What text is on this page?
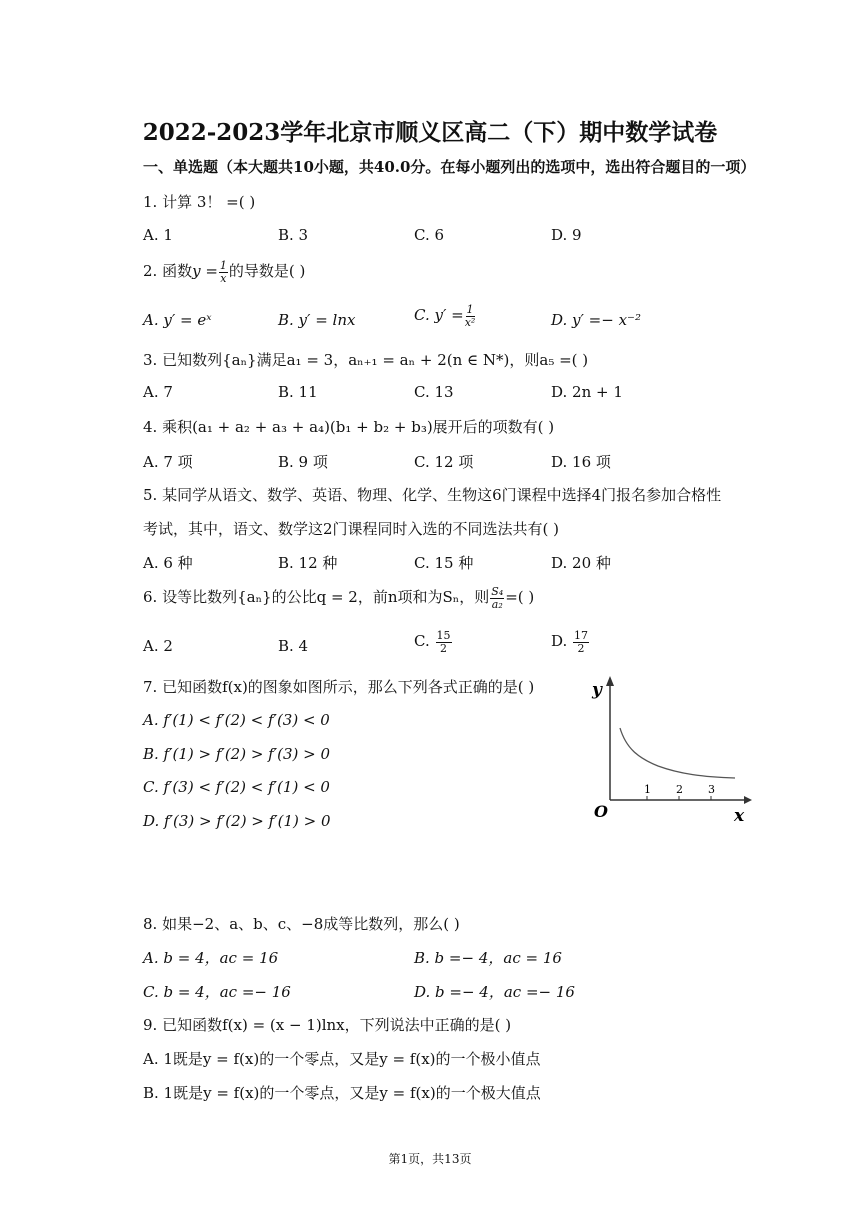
2022-2023学年北京市顺义区高二（下）期中数学试卷
一、单选题（本大题共10小题，共40.0分。在每小题列出的选项中，选出符合题目的一项）
1. 计算 3！ =( )
A. 1	B. 3	C. 6	D. 9
2. 函数$y = \frac{1}{x}$ 的导数是( )
A. y′ = eˣ	B. y′ = lnx	C. $y' = \frac{1}{\text{x²}}$	D. y′ =− x⁻²
3. 已知数列{aₙ}满足a₁ = 3，aₙ₊₁ = aₙ + 2(n ∈ N*)，则a₅ =( )
A. 7	B. 11	C. 13	D. 2n + 1
4. 乘积(a₁ + a₂ + a₃ + a₄)(b₁ + b₂ + b₃)展开后的项数有( )
A. 7 项	B. 9 项	C. 12 项	D. 16 项
5. 某同学从语文、数学、英语、物理、化学、生物这6门课程中选择4门报名参加合格性
考试，其中，语文、数学这2门课程同时入选的不同选法共有( )
A. 6 种	B. 12 种	C. 15 种	D. 20 种
6. 设等比数列{aₙ}的公比q = 2，前n项和为Sₙ，则 $\frac{\text{S₄}}{\text{a₂}}$ =( )
A. 2	B. 4	C. $\frac{15}{2}$	D. $\frac{17}{2}$
7. 已知函数f(x)的图象如图所示，那么下列各式正确的是( )
A. f′(1) < f′(2) < f′(3) < 0
B. f′(1) > f′(2) > f′(3) > 0
C. f′(3) < f′(2) < f′(1) < 0
D. f′(3) > f′(2) > f′(1) > 0
y
x
O
1 2 3
8. 如果−2、a、b、c、−8成等比数列，那么( )
A. b = 4，ac = 16	B. b =− 4，ac = 16
C. b = 4，ac =− 16	D. b =− 4，ac =− 16
9. 已知函数f(x) = (x − 1)lnx，下列说法中正确的是( )
A. 1既是y = f(x)的一个零点，又是y = f(x)的一个极小值点
B. 1既是y = f(x)的一个零点，又是y = f(x)的一个极大值点
第1页，共13页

Goal of the exercise — Search the lines above for the string "text", then show every one that has it.

Task answer —
What text is on this page?
A. y′ = eˣ	B. y′ = lnx	C. $y' = \frac{1}{\text{x²}}$	D. y′ =− x⁻²
6. 设等比数列{aₙ}的公比q = 2，前n项和为Sₙ，则 $\frac{\text{S₄}}{\text{a₂}}$ =( )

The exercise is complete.